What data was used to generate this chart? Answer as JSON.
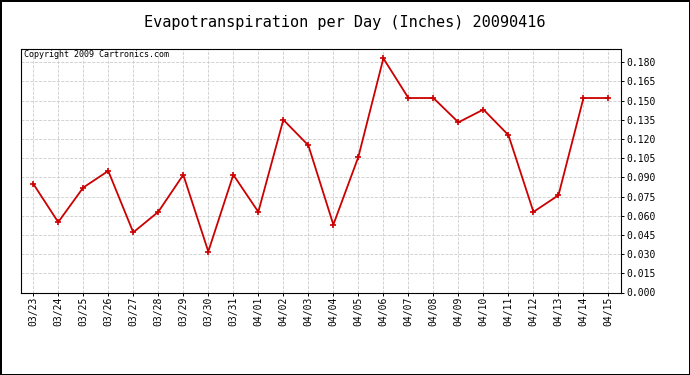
{
  "title": "Evapotranspiration per Day (Inches) 20090416",
  "copyright": "Copyright 2009 Cartronics.com",
  "labels": [
    "03/23",
    "03/24",
    "03/25",
    "03/26",
    "03/27",
    "03/28",
    "03/29",
    "03/30",
    "03/31",
    "04/01",
    "04/02",
    "04/03",
    "04/04",
    "04/05",
    "04/06",
    "04/07",
    "04/08",
    "04/09",
    "04/10",
    "04/11",
    "04/12",
    "04/13",
    "04/14",
    "04/15"
  ],
  "values": [
    0.085,
    0.055,
    0.082,
    0.095,
    0.047,
    0.063,
    0.092,
    0.032,
    0.092,
    0.063,
    0.135,
    0.115,
    0.053,
    0.106,
    0.183,
    0.152,
    0.152,
    0.133,
    0.143,
    0.123,
    0.063,
    0.076,
    0.152,
    0.152
  ],
  "line_color": "#cc0000",
  "marker": "+",
  "marker_size": 5,
  "marker_linewidth": 1.2,
  "line_width": 1.3,
  "ylim": [
    0.0,
    0.1905
  ],
  "yticks": [
    0.0,
    0.015,
    0.03,
    0.045,
    0.06,
    0.075,
    0.09,
    0.105,
    0.12,
    0.135,
    0.15,
    0.165,
    0.18
  ],
  "bg_color": "#ffffff",
  "grid_color": "#cccccc",
  "title_fontsize": 11,
  "copyright_fontsize": 6,
  "tick_fontsize": 7,
  "outer_border_color": "#000000"
}
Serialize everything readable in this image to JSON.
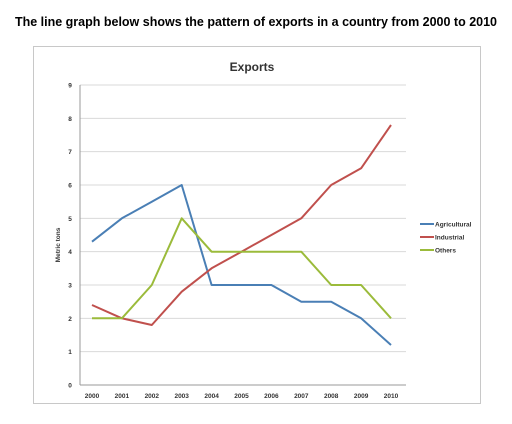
{
  "page": {
    "heading": "The line graph below shows the pattern of exports in a country from 2000 to 2010"
  },
  "chart_data": {
    "type": "line",
    "title": "Exports",
    "xlabel": "",
    "ylabel": "Metric tons",
    "x": [
      "2000",
      "2001",
      "2002",
      "2003",
      "2004",
      "2005",
      "2006",
      "2007",
      "2008",
      "2009",
      "2010"
    ],
    "ylim": [
      0,
      9
    ],
    "yticks": [
      0,
      1,
      2,
      3,
      4,
      5,
      6,
      7,
      8,
      9
    ],
    "grid": true,
    "legend_position": "right",
    "series": [
      {
        "name": "Agricultural",
        "color": "#4a7fb5",
        "values": [
          4.3,
          5.0,
          5.5,
          6.0,
          3.0,
          3.0,
          3.0,
          2.5,
          2.5,
          2.0,
          1.2
        ]
      },
      {
        "name": "Industrial",
        "color": "#c0504d",
        "values": [
          2.4,
          2.0,
          1.8,
          2.8,
          3.5,
          4.0,
          4.5,
          5.0,
          6.0,
          6.5,
          7.8
        ]
      },
      {
        "name": "Others",
        "color": "#9bbb3b",
        "values": [
          2.0,
          2.0,
          3.0,
          5.0,
          4.0,
          4.0,
          4.0,
          4.0,
          3.0,
          3.0,
          2.0
        ]
      }
    ]
  }
}
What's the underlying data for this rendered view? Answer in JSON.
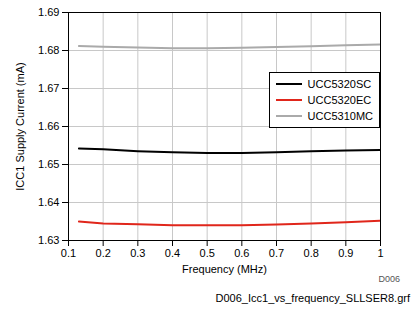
{
  "chart_data": {
    "type": "line",
    "x_label": "Frequency (MHz)",
    "y_label": "ICC1 Supply Current (mA)",
    "x": [
      0.13,
      0.2,
      0.3,
      0.4,
      0.5,
      0.6,
      0.7,
      0.8,
      0.9,
      1.0
    ],
    "series": [
      {
        "name": "UCC5320SC",
        "color": "#000000",
        "values": [
          1.6542,
          1.654,
          1.6535,
          1.6532,
          1.653,
          1.653,
          1.6532,
          1.6535,
          1.6537,
          1.6538
        ]
      },
      {
        "name": "UCC5320EC",
        "color": "#e0261b",
        "values": [
          1.635,
          1.6345,
          1.6343,
          1.634,
          1.634,
          1.634,
          1.6342,
          1.6345,
          1.6348,
          1.6352
        ]
      },
      {
        "name": "UCC5310MC",
        "color": "#aaaaaa",
        "values": [
          1.6812,
          1.681,
          1.6808,
          1.6806,
          1.6806,
          1.6807,
          1.6809,
          1.6811,
          1.6814,
          1.6816
        ]
      }
    ],
    "xlim": [
      0.1,
      1
    ],
    "xticks": [
      0.1,
      0.2,
      0.3,
      0.4,
      0.5,
      0.6,
      0.7,
      0.8,
      0.9,
      1
    ],
    "ylim": [
      1.63,
      1.69
    ],
    "yticks": [
      1.63,
      1.64,
      1.65,
      1.66,
      1.67,
      1.68,
      1.69
    ],
    "grid": true,
    "legend": "right",
    "annotations": [
      "D006",
      "D006_Icc1_vs_frequency_SLLSER8.grf"
    ]
  }
}
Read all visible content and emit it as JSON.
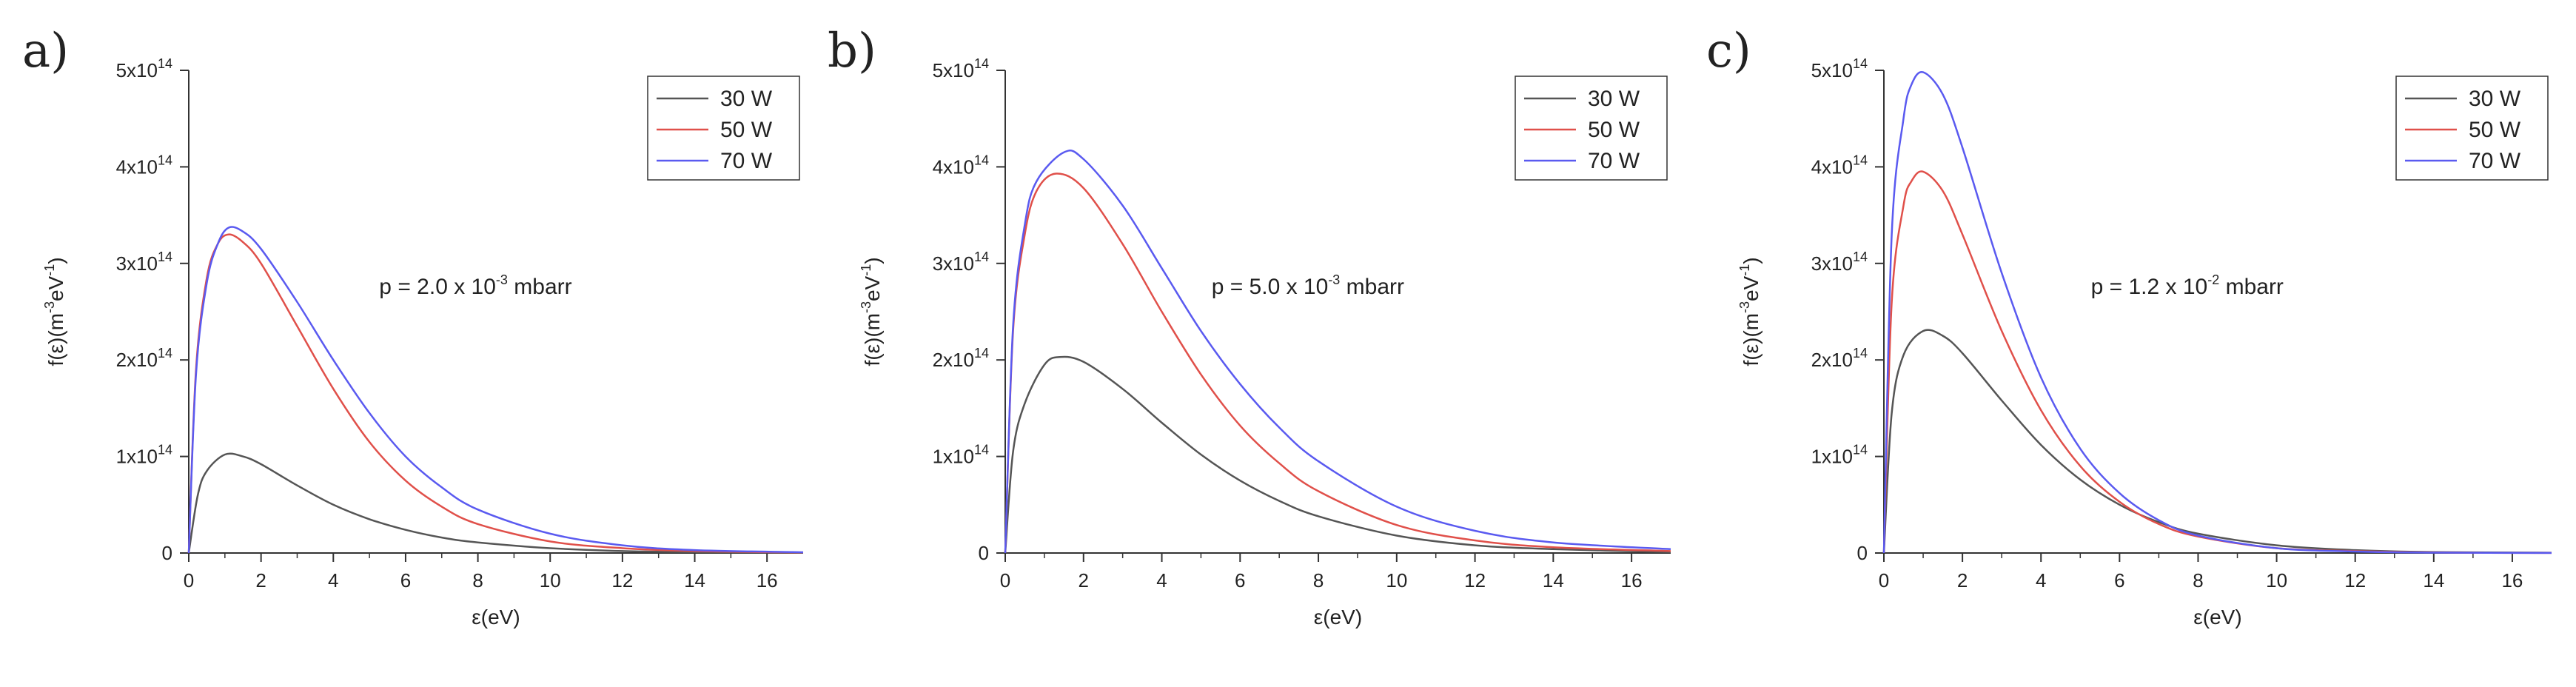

Task objective>
Scan the material above. Copy each line where "JSON" occurs.

Expected answer>
What data was used to generate this chart? Answer as JSON.
Serialize everything readable in this image to JSON.
What's the underlying data for this rendered view? Answer in JSON.
Read all visible content and emit it as JSON.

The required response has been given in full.